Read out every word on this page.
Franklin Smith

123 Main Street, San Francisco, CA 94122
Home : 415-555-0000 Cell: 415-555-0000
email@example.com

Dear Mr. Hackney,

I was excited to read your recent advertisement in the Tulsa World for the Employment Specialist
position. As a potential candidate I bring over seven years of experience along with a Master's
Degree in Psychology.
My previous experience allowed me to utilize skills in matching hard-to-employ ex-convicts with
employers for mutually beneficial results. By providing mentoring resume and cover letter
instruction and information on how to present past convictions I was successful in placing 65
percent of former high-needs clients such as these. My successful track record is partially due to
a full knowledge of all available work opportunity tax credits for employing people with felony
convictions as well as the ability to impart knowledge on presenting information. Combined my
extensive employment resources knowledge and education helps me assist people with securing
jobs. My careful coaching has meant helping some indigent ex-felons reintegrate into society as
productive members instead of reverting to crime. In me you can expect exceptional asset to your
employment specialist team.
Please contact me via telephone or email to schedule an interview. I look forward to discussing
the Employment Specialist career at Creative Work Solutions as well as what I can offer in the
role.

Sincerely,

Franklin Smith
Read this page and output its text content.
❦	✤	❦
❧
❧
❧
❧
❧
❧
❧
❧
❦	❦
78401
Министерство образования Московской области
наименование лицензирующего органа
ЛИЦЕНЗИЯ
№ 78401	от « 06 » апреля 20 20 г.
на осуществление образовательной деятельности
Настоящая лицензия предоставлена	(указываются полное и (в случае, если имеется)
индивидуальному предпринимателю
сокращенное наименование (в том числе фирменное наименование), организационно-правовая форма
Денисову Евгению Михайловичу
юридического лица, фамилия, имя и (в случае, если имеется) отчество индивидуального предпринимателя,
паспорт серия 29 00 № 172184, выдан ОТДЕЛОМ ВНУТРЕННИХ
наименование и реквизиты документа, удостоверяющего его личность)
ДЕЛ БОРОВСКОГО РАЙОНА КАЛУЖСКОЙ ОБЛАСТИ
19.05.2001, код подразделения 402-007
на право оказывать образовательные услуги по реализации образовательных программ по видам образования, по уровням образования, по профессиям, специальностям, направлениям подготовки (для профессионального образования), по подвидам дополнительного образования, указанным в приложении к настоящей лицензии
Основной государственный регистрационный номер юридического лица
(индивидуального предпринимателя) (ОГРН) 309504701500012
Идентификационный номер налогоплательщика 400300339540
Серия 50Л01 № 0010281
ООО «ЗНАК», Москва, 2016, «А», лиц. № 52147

********************

Task to carry out: Output all of the material exactly as written.

Full output:
Read out every word on this page.
Franklin Smith

123 Main Street, San Francisco, CA 94122
Home : 415-555-0000 Cell: 415-555-0000
email@example.com

Dear Mr. Hackney,

I was excited to read your recent advertisement in the Tulsa World for the Employment Specialist
position. As a potential candidate I bring over seven years of experience along with a Master's
Degree in Psychology.
My previous experience allowed me to utilize skills in matching hard-to-employ ex-convicts with
employers for mutually beneficial results. By providing mentoring resume and cover letter
instruction and information on how to present past convictions I was successful in placing 65
percent of former high-needs clients such as these. My successful track record is partially due to
a full knowledge of all available work opportunity tax credits for employing people with felony
convictions as well as the ability to impart knowledge on presenting information. Combined my
extensive employment resources knowledge and education helps me assist people with securing
jobs. My careful coaching has meant helping some indigent ex-felons reintegrate into society as
productive members instead of reverting to crime. In me you can expect exceptional asset to your
employment specialist team.
Please contact me via telephone or email to schedule an interview. I look forward to discussing
the Employment Specialist career at Creative Work Solutions as well as what I can offer in the
role.

Sincerely,

Franklin Smith
Read this page and output its text content.
❦	✤	❦
❧
❧
❧
❧
❧
❧
❧
❧
❦	❦
78401
Министерство образования Московской области
наименование лицензирующего органа
ЛИЦЕНЗИЯ
№ 78401	от « 06 » апреля 20 20 г.
на осуществление образовательной деятельности
Настоящая лицензия предоставлена	(указываются полное и (в случае, если имеется)
индивидуальному предпринимателю
сокращенное наименование (в том числе фирменное наименование), организационно-правовая форма
Денисову Евгению Михайловичу
юридического лица, фамилия, имя и (в случае, если имеется) отчество индивидуального предпринимателя,
паспорт серия 29 00 № 172184, выдан ОТДЕЛОМ ВНУТРЕННИХ
наименование и реквизиты документа, удостоверяющего его личность)
ДЕЛ БОРОВСКОГО РАЙОНА КАЛУЖСКОЙ ОБЛАСТИ
19.05.2001, код подразделения 402-007
на право оказывать образовательные услуги по реализации образовательных программ по видам образования, по уровням образования, по профессиям, специальностям, направлениям подготовки (для профессионального образования), по подвидам дополнительного образования, указанным в приложении к настоящей лицензии
Основной государственный регистрационный номер юридического лица
(индивидуального предпринимателя) (ОГРН) 309504701500012
Идентификационный номер налогоплательщика 400300339540
Серия 50Л01 № 0010281
ООО «ЗНАК», Москва, 2016, «А», лиц. № 52147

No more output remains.